## Exercise prompt
Format every line of the items below as a Markdown table with columns "Row" and "Item line". Number each line in the first column, and leave out blank lines.
--- BEGIN Excerpted records ---
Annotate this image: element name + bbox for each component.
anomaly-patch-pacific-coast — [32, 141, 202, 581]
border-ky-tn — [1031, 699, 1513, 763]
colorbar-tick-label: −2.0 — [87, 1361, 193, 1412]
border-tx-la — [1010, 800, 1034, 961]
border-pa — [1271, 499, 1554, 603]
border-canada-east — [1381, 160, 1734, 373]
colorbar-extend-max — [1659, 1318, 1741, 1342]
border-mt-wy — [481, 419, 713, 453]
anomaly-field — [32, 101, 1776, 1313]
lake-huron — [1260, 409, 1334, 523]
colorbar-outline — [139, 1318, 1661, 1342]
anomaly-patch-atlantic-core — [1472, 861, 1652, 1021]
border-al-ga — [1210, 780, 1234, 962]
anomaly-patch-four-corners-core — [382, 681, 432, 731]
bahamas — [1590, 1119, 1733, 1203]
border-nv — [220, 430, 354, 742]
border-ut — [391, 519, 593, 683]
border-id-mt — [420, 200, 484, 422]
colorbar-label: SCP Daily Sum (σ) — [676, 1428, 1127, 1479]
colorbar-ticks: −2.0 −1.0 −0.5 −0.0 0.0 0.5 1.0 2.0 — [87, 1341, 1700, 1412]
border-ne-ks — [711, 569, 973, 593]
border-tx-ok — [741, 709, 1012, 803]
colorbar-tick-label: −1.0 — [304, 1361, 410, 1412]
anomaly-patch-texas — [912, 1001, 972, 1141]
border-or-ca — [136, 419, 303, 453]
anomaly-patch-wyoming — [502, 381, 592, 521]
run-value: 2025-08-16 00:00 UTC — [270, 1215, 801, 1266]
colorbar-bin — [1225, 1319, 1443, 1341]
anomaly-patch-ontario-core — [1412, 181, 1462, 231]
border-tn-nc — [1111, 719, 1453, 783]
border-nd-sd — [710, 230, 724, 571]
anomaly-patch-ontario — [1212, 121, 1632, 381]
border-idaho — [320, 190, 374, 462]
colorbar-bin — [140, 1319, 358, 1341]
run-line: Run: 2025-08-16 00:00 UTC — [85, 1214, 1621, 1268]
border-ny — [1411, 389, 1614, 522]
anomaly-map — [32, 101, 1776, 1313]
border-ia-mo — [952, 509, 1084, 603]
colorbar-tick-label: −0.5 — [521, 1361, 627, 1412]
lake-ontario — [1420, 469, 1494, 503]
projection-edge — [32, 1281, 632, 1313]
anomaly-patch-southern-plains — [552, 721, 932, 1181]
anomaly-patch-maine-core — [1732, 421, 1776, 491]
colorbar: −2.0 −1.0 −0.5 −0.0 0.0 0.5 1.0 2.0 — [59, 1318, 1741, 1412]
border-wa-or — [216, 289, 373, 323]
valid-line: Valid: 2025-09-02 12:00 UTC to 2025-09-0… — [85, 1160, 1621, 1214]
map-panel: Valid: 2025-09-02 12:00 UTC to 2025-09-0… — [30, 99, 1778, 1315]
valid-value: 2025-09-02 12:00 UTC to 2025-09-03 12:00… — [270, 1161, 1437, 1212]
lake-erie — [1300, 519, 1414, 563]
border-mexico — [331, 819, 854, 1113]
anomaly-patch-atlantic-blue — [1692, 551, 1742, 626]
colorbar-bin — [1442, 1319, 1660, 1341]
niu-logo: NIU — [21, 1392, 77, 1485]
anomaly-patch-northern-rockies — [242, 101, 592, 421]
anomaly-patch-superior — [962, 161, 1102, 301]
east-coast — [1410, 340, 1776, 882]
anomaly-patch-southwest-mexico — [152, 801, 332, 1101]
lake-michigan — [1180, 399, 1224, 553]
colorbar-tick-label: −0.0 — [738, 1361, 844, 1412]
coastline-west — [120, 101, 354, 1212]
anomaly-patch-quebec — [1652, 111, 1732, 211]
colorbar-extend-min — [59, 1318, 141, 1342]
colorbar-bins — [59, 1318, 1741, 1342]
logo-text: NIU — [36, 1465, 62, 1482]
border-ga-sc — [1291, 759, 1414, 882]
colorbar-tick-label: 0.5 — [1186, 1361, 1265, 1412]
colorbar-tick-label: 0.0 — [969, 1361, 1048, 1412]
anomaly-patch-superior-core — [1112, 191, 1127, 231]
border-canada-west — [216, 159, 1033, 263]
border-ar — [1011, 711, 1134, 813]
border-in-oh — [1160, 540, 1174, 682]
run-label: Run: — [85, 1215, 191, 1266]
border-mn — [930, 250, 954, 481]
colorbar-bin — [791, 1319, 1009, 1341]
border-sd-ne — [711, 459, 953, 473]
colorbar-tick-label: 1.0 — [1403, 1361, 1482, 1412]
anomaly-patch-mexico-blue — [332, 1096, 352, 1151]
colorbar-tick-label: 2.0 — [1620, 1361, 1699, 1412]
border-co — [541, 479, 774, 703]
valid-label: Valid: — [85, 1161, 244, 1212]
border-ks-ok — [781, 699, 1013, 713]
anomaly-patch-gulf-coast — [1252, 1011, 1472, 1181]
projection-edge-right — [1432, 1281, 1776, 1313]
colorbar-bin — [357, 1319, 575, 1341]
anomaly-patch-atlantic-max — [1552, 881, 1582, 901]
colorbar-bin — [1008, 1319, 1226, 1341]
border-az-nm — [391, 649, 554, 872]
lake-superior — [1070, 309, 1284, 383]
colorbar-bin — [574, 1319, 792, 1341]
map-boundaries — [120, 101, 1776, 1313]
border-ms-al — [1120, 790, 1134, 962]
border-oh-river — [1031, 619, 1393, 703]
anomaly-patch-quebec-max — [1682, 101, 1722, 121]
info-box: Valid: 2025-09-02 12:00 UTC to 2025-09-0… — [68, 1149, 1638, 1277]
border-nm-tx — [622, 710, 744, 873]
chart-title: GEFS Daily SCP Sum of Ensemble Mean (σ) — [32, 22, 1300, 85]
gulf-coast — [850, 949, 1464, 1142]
--- END Excerpted records ---
## Correct result
| Row | Item line |
|---|---|
| 1 | Annotate this image: element name + bbox for each component. |
| 2 | anomaly-patch-pacific-coast — [32, 141, 202, 581] |
| 3 | border-ky-tn — [1031, 699, 1513, 763] |
| 4 | colorbar-tick-label: −2.0 — [87, 1361, 193, 1412] |
| 5 | border-tx-la — [1010, 800, 1034, 961] |
| 6 | border-pa — [1271, 499, 1554, 603] |
| 7 | border-canada-east — [1381, 160, 1734, 373] |
| 8 | colorbar-extend-max — [1659, 1318, 1741, 1342] |
| 9 | border-mt-wy — [481, 419, 713, 453] |
| 10 | anomaly-field — [32, 101, 1776, 1313] |
| 11 | lake-huron — [1260, 409, 1334, 523] |
| 12 | colorbar-outline — [139, 1318, 1661, 1342] |
| 13 | anomaly-patch-atlantic-core — [1472, 861, 1652, 1021] |
| 14 | border-al-ga — [1210, 780, 1234, 962] |
| 15 | anomaly-patch-four-corners-core — [382, 681, 432, 731] |
| 16 | bahamas — [1590, 1119, 1733, 1203] |
| 17 | border-nv — [220, 430, 354, 742] |
| 18 | border-ut — [391, 519, 593, 683] |
| 19 | border-id-mt — [420, 200, 484, 422] |
| 20 | colorbar-label: SCP Daily Sum (σ) — [676, 1428, 1127, 1479] |
| 21 | colorbar-ticks: −2.0 −1.0 −0.5 −0.0 0.0 0.5 1.0 2.0 — [87, 1341, 1700, 1412] |
| 22 | border-ne-ks — [711, 569, 973, 593] |
| 23 | border-tx-ok — [741, 709, 1012, 803] |
| 24 | colorbar-tick-label: −1.0 — [304, 1361, 410, 1412] |
| 25 | anomaly-patch-texas — [912, 1001, 972, 1141] |
| 26 | border-or-ca — [136, 419, 303, 453] |
| 27 | anomaly-patch-wyoming — [502, 381, 592, 521] |
| 28 | run-value: 2025-08-16 00:00 UTC — [270, 1215, 801, 1266] |
| 29 | colorbar-bin — [1225, 1319, 1443, 1341] |
| 30 | anomaly-patch-ontario-core — [1412, 181, 1462, 231] |
| 31 | border-tn-nc — [1111, 719, 1453, 783] |
| 32 | border-nd-sd — [710, 230, 724, 571] |
| 33 | anomaly-patch-ontario — [1212, 121, 1632, 381] |
| 34 | border-idaho — [320, 190, 374, 462] |
| 35 | colorbar-bin — [140, 1319, 358, 1341] |
| 36 | run-line: Run: 2025-08-16 00:00 UTC — [85, 1214, 1621, 1268] |
| 37 | border-ny — [1411, 389, 1614, 522] |
| 38 | anomaly-map — [32, 101, 1776, 1313] |
| 39 | border-ia-mo — [952, 509, 1084, 603] |
| 40 | colorbar-tick-label: −0.5 — [521, 1361, 627, 1412] |
| 41 | lake-ontario — [1420, 469, 1494, 503] |
| 42 | projection-edge — [32, 1281, 632, 1313] |
| 43 | anomaly-patch-southern-plains — [552, 721, 932, 1181] |
| 44 | anomaly-patch-maine-core — [1732, 421, 1776, 491] |
| 45 | colorbar: −2.0 −1.0 −0.5 −0.0 0.0 0.5 1.0 2.0 — [59, 1318, 1741, 1412] |
| 46 | border-wa-or — [216, 289, 373, 323] |
| 47 | valid-line: Valid: 2025-09-02 12:00 UTC to 2025-09-0… — [85, 1160, 1621, 1214] |
| 48 | map-panel: Valid: 2025-09-02 12:00 UTC to 2025-09-0… — [30, 99, 1778, 1315] |
| 49 | valid-value: 2025-09-02 12:00 UTC to 2025-09-03 12:00… — [270, 1161, 1437, 1212] |
| 50 | lake-erie — [1300, 519, 1414, 563] |
| 51 | border-mexico — [331, 819, 854, 1113] |
| 52 | anomaly-patch-atlantic-blue — [1692, 551, 1742, 626] |
| 53 | colorbar-bin — [1442, 1319, 1660, 1341] |
| 54 | niu-logo: NIU — [21, 1392, 77, 1485] |
| 55 | anomaly-patch-northern-rockies — [242, 101, 592, 421] |
| 56 | anomaly-patch-superior — [962, 161, 1102, 301] |
| 57 | east-coast — [1410, 340, 1776, 882] |
| 58 | anomaly-patch-southwest-mexico — [152, 801, 332, 1101] |
| 59 | lake-michigan — [1180, 399, 1224, 553] |
| 60 | colorbar-tick-label: −0.0 — [738, 1361, 844, 1412] |
| 61 | coastline-west — [120, 101, 354, 1212] |
| 62 | anomaly-patch-quebec — [1652, 111, 1732, 211] |
| 63 | colorbar-extend-min — [59, 1318, 141, 1342] |
| 64 | colorbar-bins — [59, 1318, 1741, 1342] |
| 65 | logo-text: NIU — [36, 1465, 62, 1482] |
| 66 | border-ga-sc — [1291, 759, 1414, 882] |
| 67 | colorbar-tick-label: 0.5 — [1186, 1361, 1265, 1412] |
| 68 | colorbar-tick-label: 0.0 — [969, 1361, 1048, 1412] |
| 69 | anomaly-patch-superior-core — [1112, 191, 1127, 231] |
| 70 | border-canada-west — [216, 159, 1033, 263] |
| 71 | border-ar — [1011, 711, 1134, 813] |
| 72 | border-in-oh — [1160, 540, 1174, 682] |
| 73 | run-label: Run: — [85, 1215, 191, 1266] |
| 74 | border-mn — [930, 250, 954, 481] |
| 75 | colorbar-bin — [791, 1319, 1009, 1341] |
| 76 | border-sd-ne — [711, 459, 953, 473] |
| 77 | colorbar-tick-label: 1.0 — [1403, 1361, 1482, 1412] |
| 78 | anomaly-patch-mexico-blue — [332, 1096, 352, 1151] |
| 79 | colorbar-tick-label: 2.0 — [1620, 1361, 1699, 1412] |
| 80 | border-co — [541, 479, 774, 703] |
| 81 | valid-label: Valid: — [85, 1161, 244, 1212] |
| 82 | border-ks-ok — [781, 699, 1013, 713] |
| 83 | anomaly-patch-gulf-coast — [1252, 1011, 1472, 1181] |
| 84 | projection-edge-right — [1432, 1281, 1776, 1313] |
| 85 | colorbar-bin — [357, 1319, 575, 1341] |
| 86 | anomaly-patch-atlantic-max — [1552, 881, 1582, 901] |
| 87 | colorbar-bin — [1008, 1319, 1226, 1341] |
| 88 | border-az-nm — [391, 649, 554, 872] |
| 89 | lake-superior — [1070, 309, 1284, 383] |
| 90 | colorbar-bin — [574, 1319, 792, 1341] |
| 91 | map-boundaries — [120, 101, 1776, 1313] |
| 92 | border-ms-al — [1120, 790, 1134, 962] |
| 93 | border-oh-river — [1031, 619, 1393, 703] |
| 94 | anomaly-patch-quebec-max — [1682, 101, 1722, 121] |
| 95 | info-box: Valid: 2025-09-02 12:00 UTC to 2025-09-0… — [68, 1149, 1638, 1277] |
| 96 | border-nm-tx — [622, 710, 744, 873] |
| 97 | chart-title: GEFS Daily SCP Sum of Ensemble Mean (σ) — [32, 22, 1300, 85] |
| 98 | gulf-coast — [850, 949, 1464, 1142] |